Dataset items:
↓↓↓

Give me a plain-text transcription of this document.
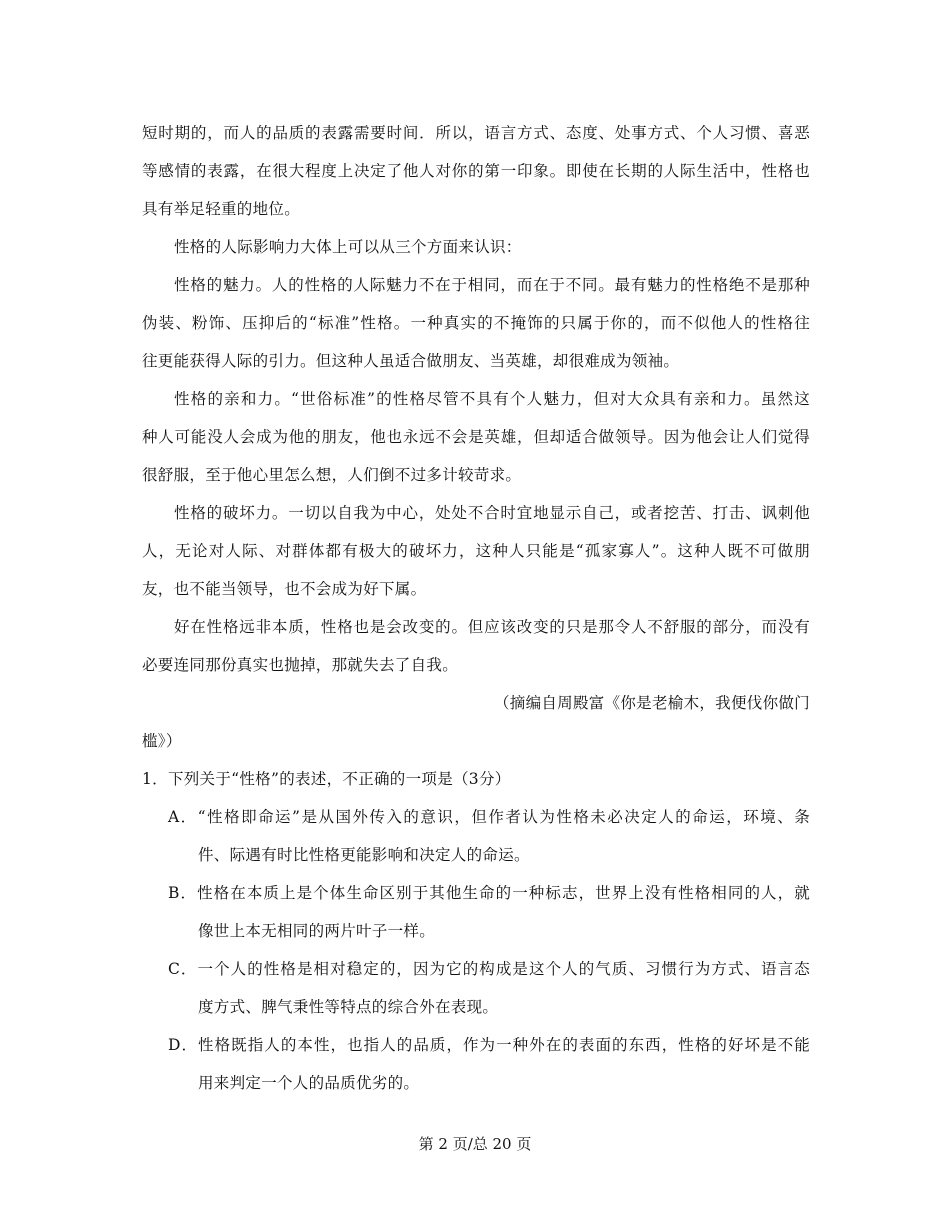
短时期的，而人的品质的表露需要时间．所以，语言方式、态度、处事方式、个人习惯、喜恶
等感情的表露，在很大程度上决定了他人对你的第一印象。即使在长期的人际生活中，性格也
具有举足轻重的地位。
性格的人际影响力大体上可以从三个方面来认识：
性格的魅力。人的性格的人际魅力不在于相同，而在于不同。最有魅力的性格绝不是那种
伪装、粉饰、压抑后的“标准”性格。一种真实的不掩饰的只属于你的，而不似他人的性格往
往更能获得人际的引力。但这种人虽适合做朋友、当英雄，却很难成为领袖。
性格的亲和力。“世俗标准”的性格尽管不具有个人魅力，但对大众具有亲和力。虽然这
种人可能没人会成为他的朋友，他也永远不会是英雄，但却适合做领导。因为他会让人们觉得
很舒服，至于他心里怎么想，人们倒不过多计较苛求。
性格的破坏力。一切以自我为中心，处处不合时宜地显示自己，或者挖苦、打击、讽刺他
人，无论对人际、对群体都有极大的破坏力，这种人只能是“孤家寡人”。这种人既不可做朋
友，也不能当领导，也不会成为好下属。
好在性格远非本质，性格也是会改变的。但应该改变的只是那令人不舒服的部分，而没有
必要连同那份真实也抛掉，那就失去了自我。
（摘编自周殿富《你是老榆木，我便伐你做门
槛》）
1．下列关于“性格”的表述，不正确的一项是（3分）
A．“性格即命运”是从国外传入的意识，但作者认为性格未必决定人的命运，环境、条
件、际遇有时比性格更能影响和决定人的命运。
B．性格在本质上是个体生命区别于其他生命的一种标志，世界上没有性格相同的人，就
像世上本无相同的两片叶子一样。
C．一个人的性格是相对稳定的，因为它的构成是这个人的气质、习惯行为方式、语言态
度方式、脾气秉性等特点的综合外在表现。
D．性格既指人的本性，也指人的品质，作为一种外在的表面的东西，性格的好坏是不能
用来判定一个人的品质优劣的。
第 2 页/总 20 页
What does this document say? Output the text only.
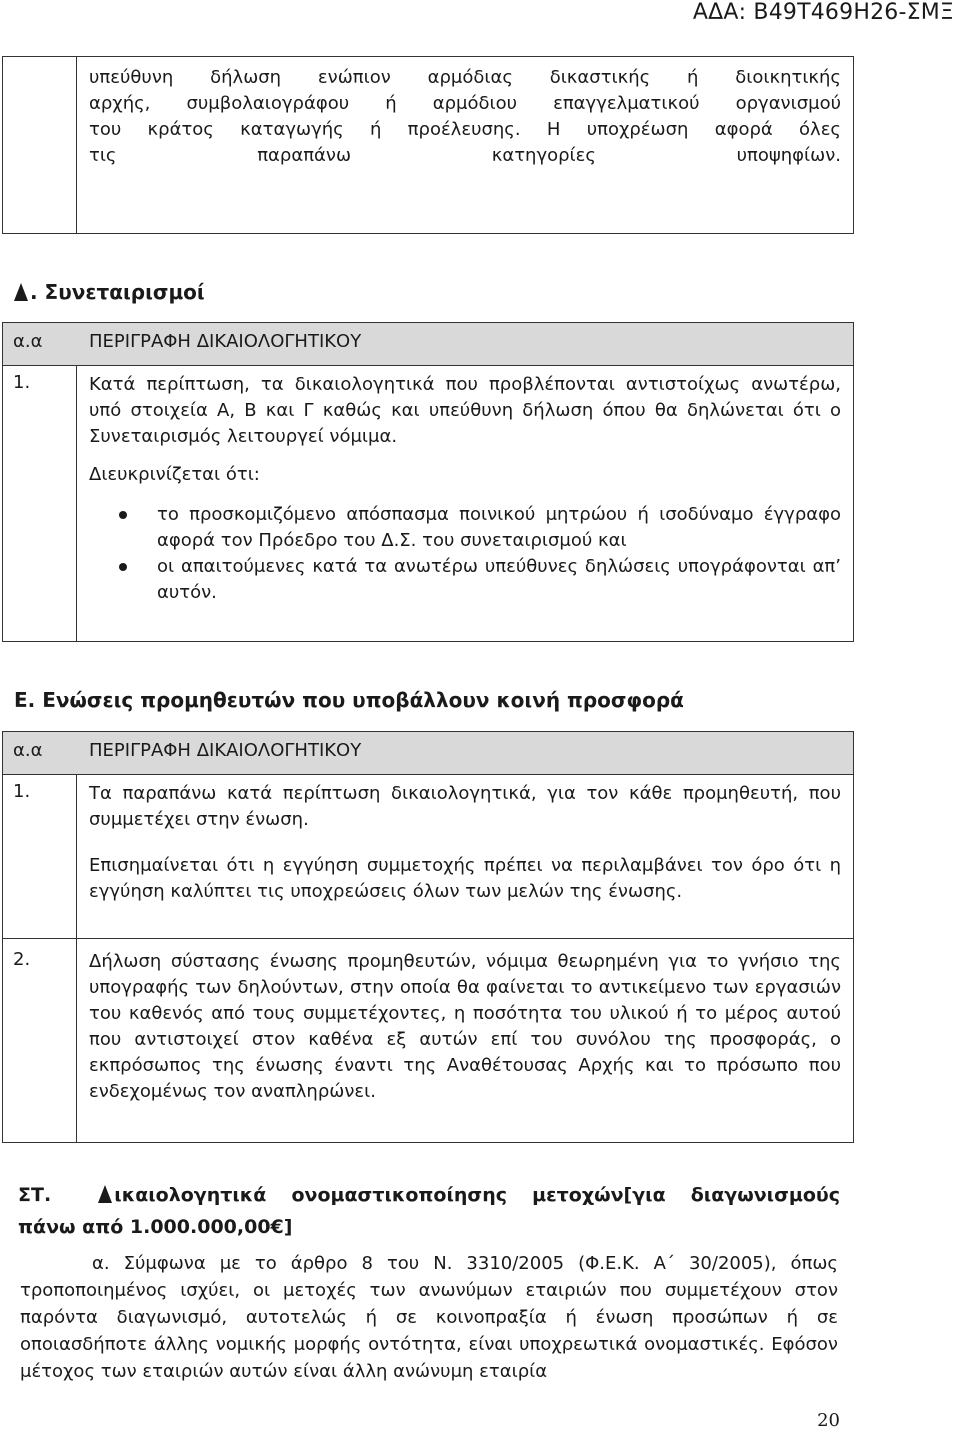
ΑΔΑ: Β49Τ469Η26-ΣΜΞ
υπεύθυνη δήλωση ενώπιον αρμόδιας δικαστικής ή διοικητικής
αρχής, συμβολαιογράφου ή αρμόδιου επαγγελματικού οργανισμού
του κράτος καταγωγής ή προέλευσης. Η υποχρέωση αφορά όλες
τις παραπάνω κατηγορίες υποψηφίων.
. Συνεταιρισμοί
α.α	ΠΕΡΙΓΡΑΦΗ ΔΙΚΑΙΟΛΟΓΗΤΙΚΟΥ
1.	Κατά περίπτωση, τα δικαιολογητικά που προβλέπονται αντιστοίχως ανωτέρω, υπό στοιχεία Α, Β και Γ καθώς και υπεύθυνη δήλωση όπου θα δηλώνεται ότι ο Συνεταιρισμός λειτουργεί νόμιμα.
Διευκρινίζεται ότι:
το προσκομιζόμενο απόσπασμα ποινικού μητρώου ή ισοδύναμο έγγραφο αφορά τον Πρόεδρο του Δ.Σ. του συνεταιρισμού και
οι απαιτούμενες κατά τα ανωτέρω υπεύθυνες δηλώσεις υπογράφονται απ’ αυτόν.
Ε. Ενώσεις προμηθευτών που υποβάλλουν κοινή προσφορά
α.α	ΠΕΡΙΓΡΑΦΗ ΔΙΚΑΙΟΛΟΓΗΤΙΚΟΥ
1.	Τα παραπάνω κατά περίπτωση δικαιολογητικά, για τον κάθε προμηθευτή, που συμμετέχει στην ένωση.
Επισημαίνεται ότι η εγγύηση συμμετοχής πρέπει να περιλαμβάνει τον όρο ότι η εγγύηση καλύπτει τις υποχρεώσεις όλων των μελών της ένωσης.
2.	Δήλωση σύστασης ένωσης προμηθευτών, νόμιμα θεωρημένη για το γνήσιο της υπογραφής των δηλούντων, στην οποία θα φαίνεται το αντικείμενο των εργασιών του καθενός από τους συμμετέχοντες, η ποσότητα του υλικού ή το μέρος αυτού που αντιστοιχεί στον καθένα εξ αυτών επί του συνόλου της προσφοράς, ο εκπρόσωπος της ένωσης έναντι της Αναθέτουσας Αρχής και το πρόσωπο που ενδεχομένως τον αναπληρώνει.
ΣΤ.	ικαιολογητικά ονομαστικοποίησης μετοχών[για διαγωνισμούς
πάνω από 1.000.000,00€]
α. Σύμφωνα με το άρθρο 8 του Ν. 3310/2005 (Φ.Ε.Κ. Α΄ 30/2005), όπως τροποποιημένος ισχύει, οι μετοχές των ανωνύμων εταιριών που συμμετέχουν στον παρόντα διαγωνισμό, αυτοτελώς ή σε κοινοπραξία ή ένωση προσώπων ή σε οποιασδήποτε άλλης νομικής μορφής οντότητα, είναι υποχρεωτικά ονομαστικές. Εφόσον μέτοχος των εταιριών αυτών είναι άλλη ανώνυμη εταιρία
20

↑↑↑

§ **Set task**
Copy out every line of the data that includes "παραπάνω".

§ **Answer to this problem**
τις παραπάνω κατηγορίες υποψηφίων.
1.	Τα παραπάνω κατά περίπτωση δικαιολογητικά, για τον κάθε προμηθευτή, που συμμετέχει στην ένωση.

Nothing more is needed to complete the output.